[Spatial annotation entries]
BEGIN

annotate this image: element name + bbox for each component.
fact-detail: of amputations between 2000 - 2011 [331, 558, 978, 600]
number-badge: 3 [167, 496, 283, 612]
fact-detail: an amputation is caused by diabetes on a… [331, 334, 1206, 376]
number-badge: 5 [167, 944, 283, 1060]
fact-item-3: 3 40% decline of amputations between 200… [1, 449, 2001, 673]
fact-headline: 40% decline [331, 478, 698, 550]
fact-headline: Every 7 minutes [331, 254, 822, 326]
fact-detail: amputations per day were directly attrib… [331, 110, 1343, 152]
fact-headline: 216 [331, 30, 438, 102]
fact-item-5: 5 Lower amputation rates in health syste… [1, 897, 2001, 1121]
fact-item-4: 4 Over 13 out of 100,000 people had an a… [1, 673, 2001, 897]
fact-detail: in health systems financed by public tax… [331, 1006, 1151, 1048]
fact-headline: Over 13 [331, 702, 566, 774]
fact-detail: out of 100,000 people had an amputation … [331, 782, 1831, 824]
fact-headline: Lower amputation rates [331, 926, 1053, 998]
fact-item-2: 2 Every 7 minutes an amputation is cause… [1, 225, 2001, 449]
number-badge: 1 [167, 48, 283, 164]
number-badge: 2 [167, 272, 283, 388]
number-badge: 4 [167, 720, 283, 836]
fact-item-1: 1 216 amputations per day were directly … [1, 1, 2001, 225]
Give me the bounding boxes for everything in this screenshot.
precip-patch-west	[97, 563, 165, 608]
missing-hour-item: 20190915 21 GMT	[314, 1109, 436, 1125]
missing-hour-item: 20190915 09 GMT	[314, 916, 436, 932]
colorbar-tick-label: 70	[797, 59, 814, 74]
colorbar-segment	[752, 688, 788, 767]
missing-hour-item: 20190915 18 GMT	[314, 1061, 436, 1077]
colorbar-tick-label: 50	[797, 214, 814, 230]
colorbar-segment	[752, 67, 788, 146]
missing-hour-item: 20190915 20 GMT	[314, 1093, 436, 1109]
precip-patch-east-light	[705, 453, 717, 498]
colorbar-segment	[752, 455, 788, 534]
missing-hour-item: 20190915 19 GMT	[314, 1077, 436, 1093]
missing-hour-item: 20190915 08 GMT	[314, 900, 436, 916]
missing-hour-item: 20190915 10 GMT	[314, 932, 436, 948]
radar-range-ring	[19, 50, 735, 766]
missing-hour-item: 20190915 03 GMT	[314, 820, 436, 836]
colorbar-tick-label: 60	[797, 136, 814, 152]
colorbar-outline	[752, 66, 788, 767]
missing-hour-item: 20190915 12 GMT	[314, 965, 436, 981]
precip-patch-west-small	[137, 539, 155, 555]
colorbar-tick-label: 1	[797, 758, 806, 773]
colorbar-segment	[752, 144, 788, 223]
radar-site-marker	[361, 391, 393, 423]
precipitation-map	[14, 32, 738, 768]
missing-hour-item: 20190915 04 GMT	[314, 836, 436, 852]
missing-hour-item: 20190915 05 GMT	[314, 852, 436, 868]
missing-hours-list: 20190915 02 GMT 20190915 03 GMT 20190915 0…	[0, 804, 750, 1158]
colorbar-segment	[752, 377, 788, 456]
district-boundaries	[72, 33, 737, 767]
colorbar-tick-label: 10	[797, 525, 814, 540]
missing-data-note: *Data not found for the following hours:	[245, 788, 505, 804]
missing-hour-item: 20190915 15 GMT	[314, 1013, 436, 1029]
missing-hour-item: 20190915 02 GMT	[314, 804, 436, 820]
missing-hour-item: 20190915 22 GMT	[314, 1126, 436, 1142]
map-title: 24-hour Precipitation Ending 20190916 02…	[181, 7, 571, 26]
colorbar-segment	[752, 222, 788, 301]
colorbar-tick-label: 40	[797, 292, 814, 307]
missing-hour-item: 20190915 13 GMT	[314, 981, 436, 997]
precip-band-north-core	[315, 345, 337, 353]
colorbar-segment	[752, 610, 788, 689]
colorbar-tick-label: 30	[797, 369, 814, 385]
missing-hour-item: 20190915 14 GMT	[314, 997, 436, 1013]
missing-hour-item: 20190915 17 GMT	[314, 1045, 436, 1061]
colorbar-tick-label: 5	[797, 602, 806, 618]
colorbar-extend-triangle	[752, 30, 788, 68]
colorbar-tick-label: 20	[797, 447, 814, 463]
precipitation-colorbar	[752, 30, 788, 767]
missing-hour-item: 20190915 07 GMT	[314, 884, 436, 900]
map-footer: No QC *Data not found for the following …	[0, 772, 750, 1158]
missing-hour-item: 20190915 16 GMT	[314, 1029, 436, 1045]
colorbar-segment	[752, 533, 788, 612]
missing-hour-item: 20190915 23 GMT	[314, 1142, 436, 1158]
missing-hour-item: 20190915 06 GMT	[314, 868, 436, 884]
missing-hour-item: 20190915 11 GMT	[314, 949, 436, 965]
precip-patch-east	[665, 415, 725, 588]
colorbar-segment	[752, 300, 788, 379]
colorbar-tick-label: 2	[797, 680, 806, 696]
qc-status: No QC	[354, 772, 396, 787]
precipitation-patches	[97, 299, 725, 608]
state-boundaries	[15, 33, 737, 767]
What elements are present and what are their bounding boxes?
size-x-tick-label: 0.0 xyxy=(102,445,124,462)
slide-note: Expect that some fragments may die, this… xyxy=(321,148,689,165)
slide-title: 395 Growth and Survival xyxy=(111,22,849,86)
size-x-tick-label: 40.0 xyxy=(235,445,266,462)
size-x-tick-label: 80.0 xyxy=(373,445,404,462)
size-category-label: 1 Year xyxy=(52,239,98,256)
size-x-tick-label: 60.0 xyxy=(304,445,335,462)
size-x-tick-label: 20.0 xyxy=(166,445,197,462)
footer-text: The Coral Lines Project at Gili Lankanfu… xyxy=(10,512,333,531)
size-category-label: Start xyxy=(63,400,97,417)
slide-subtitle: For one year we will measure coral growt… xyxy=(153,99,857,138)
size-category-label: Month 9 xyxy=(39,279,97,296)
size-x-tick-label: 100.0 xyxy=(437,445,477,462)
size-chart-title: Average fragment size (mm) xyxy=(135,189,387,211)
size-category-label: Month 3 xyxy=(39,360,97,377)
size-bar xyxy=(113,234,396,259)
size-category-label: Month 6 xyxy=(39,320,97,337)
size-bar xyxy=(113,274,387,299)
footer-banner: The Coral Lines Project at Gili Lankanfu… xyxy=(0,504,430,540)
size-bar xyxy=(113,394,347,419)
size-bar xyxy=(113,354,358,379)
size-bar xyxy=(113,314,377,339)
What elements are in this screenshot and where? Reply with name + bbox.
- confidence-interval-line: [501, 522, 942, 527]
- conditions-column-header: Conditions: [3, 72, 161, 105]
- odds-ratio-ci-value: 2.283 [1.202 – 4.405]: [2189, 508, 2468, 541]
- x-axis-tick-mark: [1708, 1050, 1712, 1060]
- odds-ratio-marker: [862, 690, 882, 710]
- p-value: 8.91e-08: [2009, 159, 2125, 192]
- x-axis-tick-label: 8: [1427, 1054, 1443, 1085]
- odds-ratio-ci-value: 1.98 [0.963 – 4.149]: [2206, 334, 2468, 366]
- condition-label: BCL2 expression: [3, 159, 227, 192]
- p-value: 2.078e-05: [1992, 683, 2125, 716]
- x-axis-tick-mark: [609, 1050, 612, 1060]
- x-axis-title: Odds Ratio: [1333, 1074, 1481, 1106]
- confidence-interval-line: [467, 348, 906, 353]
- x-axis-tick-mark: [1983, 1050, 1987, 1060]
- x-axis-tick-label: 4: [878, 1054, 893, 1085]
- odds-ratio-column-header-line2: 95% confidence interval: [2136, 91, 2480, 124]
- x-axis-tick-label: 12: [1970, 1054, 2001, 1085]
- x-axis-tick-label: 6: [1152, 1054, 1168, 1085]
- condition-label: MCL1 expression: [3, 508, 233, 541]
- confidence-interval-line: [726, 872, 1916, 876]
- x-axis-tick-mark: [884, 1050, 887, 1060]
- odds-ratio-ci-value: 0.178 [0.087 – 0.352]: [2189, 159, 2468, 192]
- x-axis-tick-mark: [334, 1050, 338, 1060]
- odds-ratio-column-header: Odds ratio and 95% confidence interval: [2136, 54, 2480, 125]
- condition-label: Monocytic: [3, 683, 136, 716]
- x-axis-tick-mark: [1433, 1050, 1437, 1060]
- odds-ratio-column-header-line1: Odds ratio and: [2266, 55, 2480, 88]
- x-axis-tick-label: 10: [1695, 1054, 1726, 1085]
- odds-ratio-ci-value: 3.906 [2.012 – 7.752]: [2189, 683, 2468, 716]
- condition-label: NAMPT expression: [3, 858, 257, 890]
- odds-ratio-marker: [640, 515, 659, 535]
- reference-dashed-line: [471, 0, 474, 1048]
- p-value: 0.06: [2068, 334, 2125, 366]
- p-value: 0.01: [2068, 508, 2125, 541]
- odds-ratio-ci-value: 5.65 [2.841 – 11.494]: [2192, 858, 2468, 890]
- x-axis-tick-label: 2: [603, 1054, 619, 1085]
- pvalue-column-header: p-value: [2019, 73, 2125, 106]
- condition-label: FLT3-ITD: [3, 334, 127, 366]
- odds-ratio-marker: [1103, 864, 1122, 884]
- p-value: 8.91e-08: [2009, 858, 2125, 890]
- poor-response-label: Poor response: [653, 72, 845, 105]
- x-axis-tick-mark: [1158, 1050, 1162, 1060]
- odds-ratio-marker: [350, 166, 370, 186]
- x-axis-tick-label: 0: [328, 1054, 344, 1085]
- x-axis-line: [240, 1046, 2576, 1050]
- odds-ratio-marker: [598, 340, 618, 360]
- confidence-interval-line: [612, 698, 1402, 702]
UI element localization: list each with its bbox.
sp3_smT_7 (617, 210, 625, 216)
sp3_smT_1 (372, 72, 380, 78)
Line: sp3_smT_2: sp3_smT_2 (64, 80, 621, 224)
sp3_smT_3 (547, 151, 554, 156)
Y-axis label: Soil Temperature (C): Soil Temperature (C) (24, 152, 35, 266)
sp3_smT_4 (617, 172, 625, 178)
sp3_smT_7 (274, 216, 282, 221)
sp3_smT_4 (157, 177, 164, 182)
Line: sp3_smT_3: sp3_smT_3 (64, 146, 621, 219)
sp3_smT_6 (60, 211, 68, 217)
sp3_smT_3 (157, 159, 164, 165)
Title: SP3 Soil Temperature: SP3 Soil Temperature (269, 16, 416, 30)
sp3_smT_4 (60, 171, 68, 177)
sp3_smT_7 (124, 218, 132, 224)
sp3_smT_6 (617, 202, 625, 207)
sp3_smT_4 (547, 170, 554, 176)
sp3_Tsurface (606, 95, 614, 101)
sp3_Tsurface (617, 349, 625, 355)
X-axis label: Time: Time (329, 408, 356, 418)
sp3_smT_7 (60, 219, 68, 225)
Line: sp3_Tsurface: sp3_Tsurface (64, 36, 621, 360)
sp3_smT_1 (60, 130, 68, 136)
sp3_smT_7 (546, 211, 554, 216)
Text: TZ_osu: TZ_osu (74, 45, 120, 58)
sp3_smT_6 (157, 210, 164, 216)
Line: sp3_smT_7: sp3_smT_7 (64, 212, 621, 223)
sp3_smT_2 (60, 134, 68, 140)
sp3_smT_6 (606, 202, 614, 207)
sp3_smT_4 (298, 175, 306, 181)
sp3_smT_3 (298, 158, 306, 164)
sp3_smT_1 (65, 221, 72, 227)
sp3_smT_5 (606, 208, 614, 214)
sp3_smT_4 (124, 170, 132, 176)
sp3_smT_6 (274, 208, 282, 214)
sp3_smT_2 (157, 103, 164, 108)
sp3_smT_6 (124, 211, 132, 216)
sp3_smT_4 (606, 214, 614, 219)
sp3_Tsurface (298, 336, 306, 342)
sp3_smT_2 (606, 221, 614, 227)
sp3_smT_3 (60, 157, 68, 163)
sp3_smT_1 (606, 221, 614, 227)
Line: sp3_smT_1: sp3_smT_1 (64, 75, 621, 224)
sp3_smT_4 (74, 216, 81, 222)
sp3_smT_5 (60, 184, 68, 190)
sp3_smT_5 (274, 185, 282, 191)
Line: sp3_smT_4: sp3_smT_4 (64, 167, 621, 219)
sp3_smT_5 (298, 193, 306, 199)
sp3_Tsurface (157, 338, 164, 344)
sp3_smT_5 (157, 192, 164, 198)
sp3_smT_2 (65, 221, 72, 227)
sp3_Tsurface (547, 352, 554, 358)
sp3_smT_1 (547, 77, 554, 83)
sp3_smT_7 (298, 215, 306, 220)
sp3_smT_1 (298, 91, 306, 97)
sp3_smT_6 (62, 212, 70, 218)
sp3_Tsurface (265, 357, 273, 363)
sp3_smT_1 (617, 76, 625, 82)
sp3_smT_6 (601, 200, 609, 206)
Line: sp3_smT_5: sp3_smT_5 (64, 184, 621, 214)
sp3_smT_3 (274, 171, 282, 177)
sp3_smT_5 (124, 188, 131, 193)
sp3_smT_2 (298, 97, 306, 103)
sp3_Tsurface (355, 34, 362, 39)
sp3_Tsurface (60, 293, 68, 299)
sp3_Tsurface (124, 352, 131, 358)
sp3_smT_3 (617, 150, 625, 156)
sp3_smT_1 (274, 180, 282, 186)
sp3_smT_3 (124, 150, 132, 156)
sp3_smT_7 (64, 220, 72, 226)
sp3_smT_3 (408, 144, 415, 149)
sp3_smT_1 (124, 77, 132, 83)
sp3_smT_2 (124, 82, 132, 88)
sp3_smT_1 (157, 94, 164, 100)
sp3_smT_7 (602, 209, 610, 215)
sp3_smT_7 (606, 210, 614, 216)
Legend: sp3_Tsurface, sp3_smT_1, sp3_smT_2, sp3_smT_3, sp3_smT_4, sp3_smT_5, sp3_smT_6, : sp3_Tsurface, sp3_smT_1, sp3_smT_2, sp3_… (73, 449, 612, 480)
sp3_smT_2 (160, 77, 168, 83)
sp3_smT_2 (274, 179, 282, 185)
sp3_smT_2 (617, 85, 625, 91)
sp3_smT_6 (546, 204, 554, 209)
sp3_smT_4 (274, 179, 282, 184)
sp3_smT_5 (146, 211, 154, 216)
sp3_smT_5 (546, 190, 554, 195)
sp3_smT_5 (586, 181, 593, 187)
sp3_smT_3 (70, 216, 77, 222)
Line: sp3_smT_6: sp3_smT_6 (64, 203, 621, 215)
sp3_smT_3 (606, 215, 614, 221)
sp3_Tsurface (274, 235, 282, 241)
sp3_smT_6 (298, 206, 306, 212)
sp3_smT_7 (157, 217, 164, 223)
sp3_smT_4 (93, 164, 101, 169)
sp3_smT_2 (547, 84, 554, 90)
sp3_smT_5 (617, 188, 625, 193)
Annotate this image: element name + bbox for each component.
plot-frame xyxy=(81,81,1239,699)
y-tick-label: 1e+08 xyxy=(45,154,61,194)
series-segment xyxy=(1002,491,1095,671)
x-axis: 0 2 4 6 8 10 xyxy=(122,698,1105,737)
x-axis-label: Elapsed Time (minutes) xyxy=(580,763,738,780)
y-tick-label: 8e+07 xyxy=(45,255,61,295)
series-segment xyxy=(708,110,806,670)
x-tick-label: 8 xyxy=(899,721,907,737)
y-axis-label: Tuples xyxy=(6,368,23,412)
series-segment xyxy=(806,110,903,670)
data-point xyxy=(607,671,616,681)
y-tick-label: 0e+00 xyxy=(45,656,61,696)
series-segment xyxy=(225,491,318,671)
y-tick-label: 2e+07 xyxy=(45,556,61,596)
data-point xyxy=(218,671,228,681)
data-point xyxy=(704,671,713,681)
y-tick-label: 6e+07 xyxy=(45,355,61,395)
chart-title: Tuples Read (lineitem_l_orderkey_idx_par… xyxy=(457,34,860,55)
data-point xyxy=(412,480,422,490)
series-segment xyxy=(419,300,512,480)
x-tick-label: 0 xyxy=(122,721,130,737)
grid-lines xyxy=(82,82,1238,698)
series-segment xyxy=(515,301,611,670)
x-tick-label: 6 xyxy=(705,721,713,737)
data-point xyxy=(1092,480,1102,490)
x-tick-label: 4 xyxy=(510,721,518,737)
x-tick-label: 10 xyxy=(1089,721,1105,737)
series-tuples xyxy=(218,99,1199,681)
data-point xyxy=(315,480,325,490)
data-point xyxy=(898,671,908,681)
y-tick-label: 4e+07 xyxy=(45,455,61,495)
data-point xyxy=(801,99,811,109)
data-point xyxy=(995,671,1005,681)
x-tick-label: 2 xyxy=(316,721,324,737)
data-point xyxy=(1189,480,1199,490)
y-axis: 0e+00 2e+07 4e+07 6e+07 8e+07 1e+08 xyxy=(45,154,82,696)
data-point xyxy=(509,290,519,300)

END

*Your objective*
Extract, verbatim, the lines of the data above, starting with the first line and continuing up to and including the line that contains "539, 155, 555]".

*Answer to this task*
annotate this image: element name + bbox for each component.
fact-detail: of amputations between 2000 - 2011 [331, 558, 978, 600]
number-badge: 3 [167, 496, 283, 612]
fact-detail: an amputation is caused by diabetes on a… [331, 334, 1206, 376]
number-badge: 5 [167, 944, 283, 1060]
fact-item-3: 3 40% decline of amputations between 200… [1, 449, 2001, 673]
fact-headline: 40% decline [331, 478, 698, 550]
fact-headline: Every 7 minutes [331, 254, 822, 326]
fact-detail: amputations per day were directly attrib… [331, 110, 1343, 152]
fact-headline: 216 [331, 30, 438, 102]
fact-item-5: 5 Lower amputation rates in health syste… [1, 897, 2001, 1121]
fact-item-4: 4 Over 13 out of 100,000 people had an a… [1, 673, 2001, 897]
fact-detail: in health systems financed by public tax… [331, 1006, 1151, 1048]
fact-headline: Over 13 [331, 702, 566, 774]
fact-detail: out of 100,000 people had an amputation … [331, 782, 1831, 824]
fact-headline: Lower amputation rates [331, 926, 1053, 998]
fact-item-2: 2 Every 7 minutes an amputation is cause… [1, 225, 2001, 449]
number-badge: 1 [167, 48, 283, 164]
number-badge: 2 [167, 272, 283, 388]
number-badge: 4 [167, 720, 283, 836]
fact-item-1: 1 216 amputations per day were directly … [1, 1, 2001, 225]
Give me the bounding boxes for everything in this screenshot.
precip-patch-west	[97, 563, 165, 608]
missing-hour-item: 20190915 21 GMT	[314, 1109, 436, 1125]
missing-hour-item: 20190915 09 GMT	[314, 916, 436, 932]
colorbar-tick-label: 70	[797, 59, 814, 74]
colorbar-segment	[752, 688, 788, 767]
missing-hour-item: 20190915 18 GMT	[314, 1061, 436, 1077]
colorbar-tick-label: 50	[797, 214, 814, 230]
colorbar-segment	[752, 67, 788, 146]
missing-hour-item: 20190915 20 GMT	[314, 1093, 436, 1109]
precip-patch-east-light	[705, 453, 717, 498]
colorbar-segment	[752, 455, 788, 534]
missing-hour-item: 20190915 19 GMT	[314, 1077, 436, 1093]
missing-hour-item: 20190915 08 GMT	[314, 900, 436, 916]
missing-hour-item: 20190915 10 GMT	[314, 932, 436, 948]
radar-range-ring	[19, 50, 735, 766]
missing-hour-item: 20190915 03 GMT	[314, 820, 436, 836]
colorbar-tick-label: 60	[797, 136, 814, 152]
colorbar-outline	[752, 66, 788, 767]
missing-hour-item: 20190915 12 GMT	[314, 965, 436, 981]
precip-patch-west-small	[137, 539, 155, 555]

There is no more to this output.